→ EXERCÍCIOS PROPOSTOS
1: Copie, do trecho sobre o general Bareiro Spaini, tudo o que vai de "A tempestuosa relação" até "suas bases aqui’’.".
2: Responda, com base no trecho sobre o general Bareiro Spaini:
(a) Que feito como juiz deu a Bareiro Spaini sua reputação?
(b) De que país era o avião cuja chegada ao aeroporto levou o Congresso a convocá-lo?
(c) Quem presidia a comissão de defesa da Câmara no jantar mencionado?
3: Prossiga o relato sobre o general Bareiro Spaini a partir da última frase apresentada.

→ TRECHO SELECIONADO
_ _ _ _ _ _ _

Bareiro Spaini foi o escolhido por Lugo para assumir o ministério da Defesa por contar com elevada reputação não só entre os militares mas também entre civis – foi o primeiro juiz de um tribunal militar, no Paraguai, a condenar à prisão outro general por corrupção. Era ele que aparecia ao lado do presidente em cadeia nacional, junto aos comandantes militares, nas repetidas vezes que os boatos de impeachment ganhavam força.
O general, como Lugo, vivia às turras com os parlamentares paraguaios, tendo perdido as contas de quantas vezes foi convocado pelo Congresso para prestar esclarecimentos. Quando reconta a história, deixa transparecer ainda uma irritação profunda. “Me interrogaram no Congresso muitas vezes”, diz Spaini. “Me chamaram por causa da vinda de um avião venezuelano ao aeroporto, sem haver passado pelos registros oficiais. Não importa se eu tinha ou não responsabilidade. Uma vez, me pediram explicações sobre uma jovem que foi morta no lado brasileiro e depois levada para o lado paraguaio da fronteira… E me perguntaram por que a bandinha militar de uma cidade onde há um quartel acabou, por que a cidade foi deixada sem sua bandinha!”
A tempestuosa relação com os parlamentares, relata Spaini, teve início em um jantar com os presidentes das comissões de defesa do Senado, o colorado Hugo Estigarribia, e da Câmara, Mario Morel Pintos. “Um deles me perguntou: ‘O que você pensa dos americanos?’ Eu gosto do povo americano, são gente boa, amável. ‘E o que você pensa de nos aliarmos aos americanos?’ Eu penso que não é possível, racionalmente falando, por causa da assimetria pronunciada entre os nossos países. O que interessaria a eles, uma super potência, que tipo de aliança estratégica estariam fazendo com o Paraguai? A não ser que fosse para ter uma base aqui. Por que me perguntam? ‘Porque pensamos que seria interessante convidá-los para que venham instalar suas bases aqui’’.

_ _ _ _ _ _ _

→ DADOS FORNECIDOS

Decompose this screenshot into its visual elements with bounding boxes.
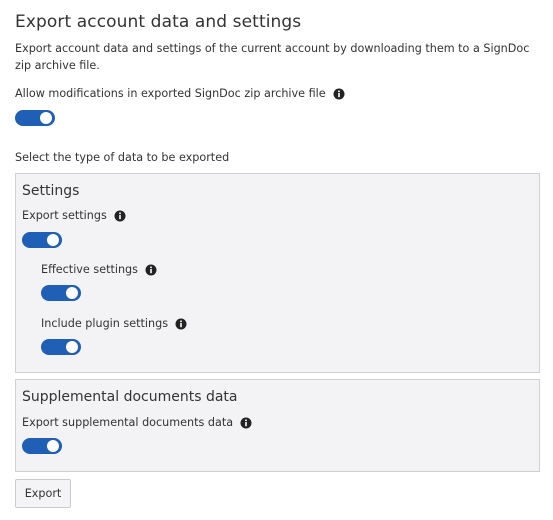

_ _ _ _ _ _ _

→ RESPOSTAS POR TAREFA
1:
A tempestuosa relação com os parlamentares, relata Spaini, teve início em um jantar com os presidentes das comissões de defesa do Senado, o colorado Hugo Estigarribia, e da Câmara, Mario Morel Pintos. “Um deles me perguntou: ‘O que você pensa dos americanos?’ Eu gosto do povo americano, são gente boa, amável. ‘E o que você pensa de nos aliarmos aos americanos?’ Eu penso que não é possível, racionalmente falando, por causa da assimetria pronunciada entre os nossos países. O que interessaria a eles, uma super potência, que tipo de aliança estratégica estariam fazendo com o Paraguai? A não ser que fosse para ter uma base aqui. Por que me perguntam? ‘Porque pensamos que seria interessante convidá-los para que venham instalar suas bases aqui’’.

2:
(a) Foi o primeiro juiz de um tribunal militar, no Paraguai, a condenar à prisão outro general por corrupção.
(b) Da Venezuela.
(c) Mario Morel Pintos.

3:
Spaini – conhecido por não medir as palavras – ficou profundamente ofendido com a sugestão: “Então, disse eu, de que soberania nacional estamos falando se o próprio Estado paraguaio não tem condições de defender o seu povo, o seu próprio território? Em que condições ficaria o glorioso exército paraguaio, como você diz? Não teria sentido a sua existência. É isso que vocês querem?”, vociferou o ministro. A relação azedou ali.
Mas aquilo era mais que um bate-boca acalorado. Era uma disputa que marcaria todo o governo Lugo. Spaini era abertamente favorável à formação da Unasul e de uma aliança militar regional, em detrimento de uma continuada aproximação militar com os EUA e a Colômbia tendo sido responsável por exemplo, pelo fim de um programa de treinamento que permitia a presença de militares americanos no Paraguai. “A melhor maneira de alentar qualquer possibilidade de conflito regional é incrementar a colaboração”, explica.
O mandato do incômodo ministro teve fim dois anos depois, com outro arroubo típico do general. Enquanto políticos oposicionistas – e liberais – continuavam tentando buscar apoio para o impeachment na embaixada americana, Bareiro foi o único ministro a protestar, com estardalhaço.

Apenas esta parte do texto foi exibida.